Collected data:
+-------+

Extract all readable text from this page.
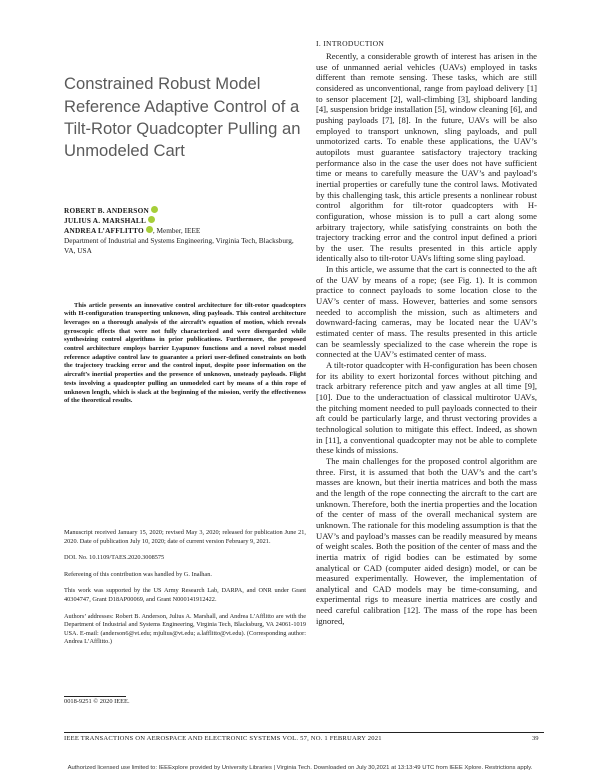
Constrained Robust Model Reference Adaptive Control of a Tilt-Rotor Quadcopter Pulling an Unmodeled Cart
ROBERT B. ANDERSON
JULIUS A. MARSHALL
ANDREA L’AFFLITTO , Member, IEEE
Department of Industrial and Systems Engineering, Virginia Tech, Blacksburg, VA, USA

This article presents an innovative control architecture for tilt-rotor quadcopters with H-configuration transporting unknown, sling payloads. This control architecture leverages on a thorough analysis of the aircraft’s equation of motion, which reveals gyroscopic effects that were not fully characterized and were disregarded while synthesizing control algorithms in prior publications. Furthermore, the proposed control architecture employs barrier Lyapunov functions and a novel robust model reference adaptive control law to guarantee a priori user-defined constraints on both the trajectory tracking error and the control input, despite poor information on the aircraft’s inertial properties and the presence of unknown, unsteady payloads. Flight tests involving a quadcopter pulling an unmodeled cart by means of a thin rope of unknown length, which is slack at the beginning of the mission, verify the effectiveness of the theoretical results.

Manuscript received January 15, 2020; revised May 3, 2020; released for publication June 21, 2020. Date of publication July 10, 2020; date of current version February 9, 2021.

DOI. No. 10.1109/TAES.2020.3008575

Refereeing of this contribution was handled by G. Inalhan.

This work was supported by the US Army Research Lab, DARPA, and ONR under Grant 40304747, Grant D18AP00069, and Grant N000141912422.

Authors’ addresses: Robert B. Anderson, Julius A. Marshall, and Andrea L’Afflitto are with the Department of Industrial and Systems Engineering, Virginia Tech, Blacksburg, VA 24061-1019 USA. E-mail: (anderson6@vt.edu; mjulius@vt.edu; a.lafflitto@vt.edu). (Corresponding author: Andrea L’Afflitto.)

0018-9251 © 2020 IEEE.
I. INTRODUCTION

Recently, a considerable growth of interest has arisen in the use of unmanned aerial vehicles (UAVs) employed in tasks different than remote sensing. These tasks, which are still considered as unconventional, range from payload delivery [1] to sensor placement [2], wall-climbing [3], shipboard landing [4], suspension bridge installation [5], window cleaning [6], and pushing payloads [7], [8]. In the future, UAVs will be also employed to transport unknown, sling payloads, and pull unmotorized carts. To enable these applications, the UAV’s autopilots must guarantee satisfactory trajectory tracking performance also in the case the user does not have sufficient time or means to carefully measure the UAV’s and payload’s inertial properties or carefully tune the control laws. Motivated by this challenging task, this article presents a nonlinear robust control algorithm for tilt-rotor quadcopters with H-configuration, whose mission is to pull a cart along some arbitrary trajectory, while satisfying constraints on both the trajectory tracking error and the control input defined a priori by the user. The results presented in this article apply identically also to tilt-rotor UAVs lifting some sling payload.

In this article, we assume that the cart is connected to the aft of the UAV by means of a rope; (see Fig. 1). It is common practice to connect payloads to some location close to the UAV’s center of mass. However, batteries and some sensors needed to accomplish the mission, such as altimeters and downward-facing cameras, may be located near the UAV’s estimated center of mass. The results presented in this article can be seamlessly specialized to the case wherein the rope is connected at the UAV’s estimated center of mass.

A tilt-rotor quadcopter with H-configuration has been chosen for its ability to exert horizontal forces without pitching and track arbitrary reference pitch and yaw angles at all time [9], [10]. Due to the underactuation of classical multirotor UAVs, the pitching moment needed to pull payloads connected to their aft could be particularly large, and thrust vectoring provides a technological solution to mitigate this effect. Indeed, as shown in [11], a conventional quadcopter may not be able to complete these kinds of missions.

The main challenges for the proposed control algorithm are three. First, it is assumed that both the UAV’s and the cart’s masses are known, but their inertia matrices and both the mass and the length of the rope connecting the aircraft to the cart are unknown. Therefore, both the inertia properties and the location of the center of mass of the overall mechanical system are unknown. The rationale for this modeling assumption is that the UAV’s and payload’s masses can be readily measured by means of weight scales. Both the position of the center of mass and the inertia matrix of rigid bodies can be estimated by some analytical or CAD (computer aided design) model, or can be measured experimentally. However, the implementation of analytical and CAD models may be time-consuming, and experimental rigs to measure inertia matrices are costly and need careful calibration [12]. The mass of the rope has been ignored,

IEEE TRANSACTIONS ON AEROSPACE AND ELECTRONIC SYSTEMS VOL. 57, NO. 1 FEBRUARY 2021	39
Authorized licensed use limited to: IEEExplore provided by University Libraries | Virginia Tech. Downloaded on July 30,2021 at 13:13:49 UTC from IEEE Xplore. Restrictions apply.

+-------+

What you have to do » Reproduce all of the data exactly, omitting each picture it holds.

Response »
Extract all readable text from this page.
Constrained Robust Model Reference Adaptive Control of a Tilt-Rotor Quadcopter Pulling an Unmodeled Cart
ROBERT B. ANDERSON
JULIUS A. MARSHALL
ANDREA L’AFFLITTO , Member, IEEE
Department of Industrial and Systems Engineering, Virginia Tech, Blacksburg, VA, USA

This article presents an innovative control architecture for tilt-rotor quadcopters with H-configuration transporting unknown, sling payloads. This control architecture leverages on a thorough analysis of the aircraft’s equation of motion, which reveals gyroscopic effects that were not fully characterized and were disregarded while synthesizing control algorithms in prior publications. Furthermore, the proposed control architecture employs barrier Lyapunov functions and a novel robust model reference adaptive control law to guarantee a priori user-defined constraints on both the trajectory tracking error and the control input, despite poor information on the aircraft’s inertial properties and the presence of unknown, unsteady payloads. Flight tests involving a quadcopter pulling an unmodeled cart by means of a thin rope of unknown length, which is slack at the beginning of the mission, verify the effectiveness of the theoretical results.

Manuscript received January 15, 2020; revised May 3, 2020; released for publication June 21, 2020. Date of publication July 10, 2020; date of current version February 9, 2021.

DOI. No. 10.1109/TAES.2020.3008575

Refereeing of this contribution was handled by G. Inalhan.

This work was supported by the US Army Research Lab, DARPA, and ONR under Grant 40304747, Grant D18AP00069, and Grant N000141912422.

Authors’ addresses: Robert B. Anderson, Julius A. Marshall, and Andrea L’Afflitto are with the Department of Industrial and Systems Engineering, Virginia Tech, Blacksburg, VA 24061-1019 USA. E-mail: (anderson6@vt.edu; mjulius@vt.edu; a.lafflitto@vt.edu). (Corresponding author: Andrea L’Afflitto.)

0018-9251 © 2020 IEEE.
I. INTRODUCTION

Recently, a considerable growth of interest has arisen in the use of unmanned aerial vehicles (UAVs) employed in tasks different than remote sensing. These tasks, which are still considered as unconventional, range from payload delivery [1] to sensor placement [2], wall-climbing [3], shipboard landing [4], suspension bridge installation [5], window cleaning [6], and pushing payloads [7], [8]. In the future, UAVs will be also employed to transport unknown, sling payloads, and pull unmotorized carts. To enable these applications, the UAV’s autopilots must guarantee satisfactory trajectory tracking performance also in the case the user does not have sufficient time or means to carefully measure the UAV’s and payload’s inertial properties or carefully tune the control laws. Motivated by this challenging task, this article presents a nonlinear robust control algorithm for tilt-rotor quadcopters with H-configuration, whose mission is to pull a cart along some arbitrary trajectory, while satisfying constraints on both the trajectory tracking error and the control input defined a priori by the user. The results presented in this article apply identically also to tilt-rotor UAVs lifting some sling payload.

In this article, we assume that the cart is connected to the aft of the UAV by means of a rope; (see Fig. 1). It is common practice to connect payloads to some location close to the UAV’s center of mass. However, batteries and some sensors needed to accomplish the mission, such as altimeters and downward-facing cameras, may be located near the UAV’s estimated center of mass. The results presented in this article can be seamlessly specialized to the case wherein the rope is connected at the UAV’s estimated center of mass.

A tilt-rotor quadcopter with H-configuration has been chosen for its ability to exert horizontal forces without pitching and track arbitrary reference pitch and yaw angles at all time [9], [10]. Due to the underactuation of classical multirotor UAVs, the pitching moment needed to pull payloads connected to their aft could be particularly large, and thrust vectoring provides a technological solution to mitigate this effect. Indeed, as shown in [11], a conventional quadcopter may not be able to complete these kinds of missions.

The main challenges for the proposed control algorithm are three. First, it is assumed that both the UAV’s and the cart’s masses are known, but their inertia matrices and both the mass and the length of the rope connecting the aircraft to the cart are unknown. Therefore, both the inertia properties and the location of the center of mass of the overall mechanical system are unknown. The rationale for this modeling assumption is that the UAV’s and payload’s masses can be readily measured by means of weight scales. Both the position of the center of mass and the inertia matrix of rigid bodies can be estimated by some analytical or CAD (computer aided design) model, or can be measured experimentally. However, the implementation of analytical and CAD models may be time-consuming, and experimental rigs to measure inertia matrices are costly and need careful calibration [12]. The mass of the rope has been ignored,

IEEE TRANSACTIONS ON AEROSPACE AND ELECTRONIC SYSTEMS VOL. 57, NO. 1 FEBRUARY 2021	39
Authorized licensed use limited to: IEEExplore provided by University Libraries | Virginia Tech. Downloaded on July 30,2021 at 13:13:49 UTC from IEEE Xplore. Restrictions apply.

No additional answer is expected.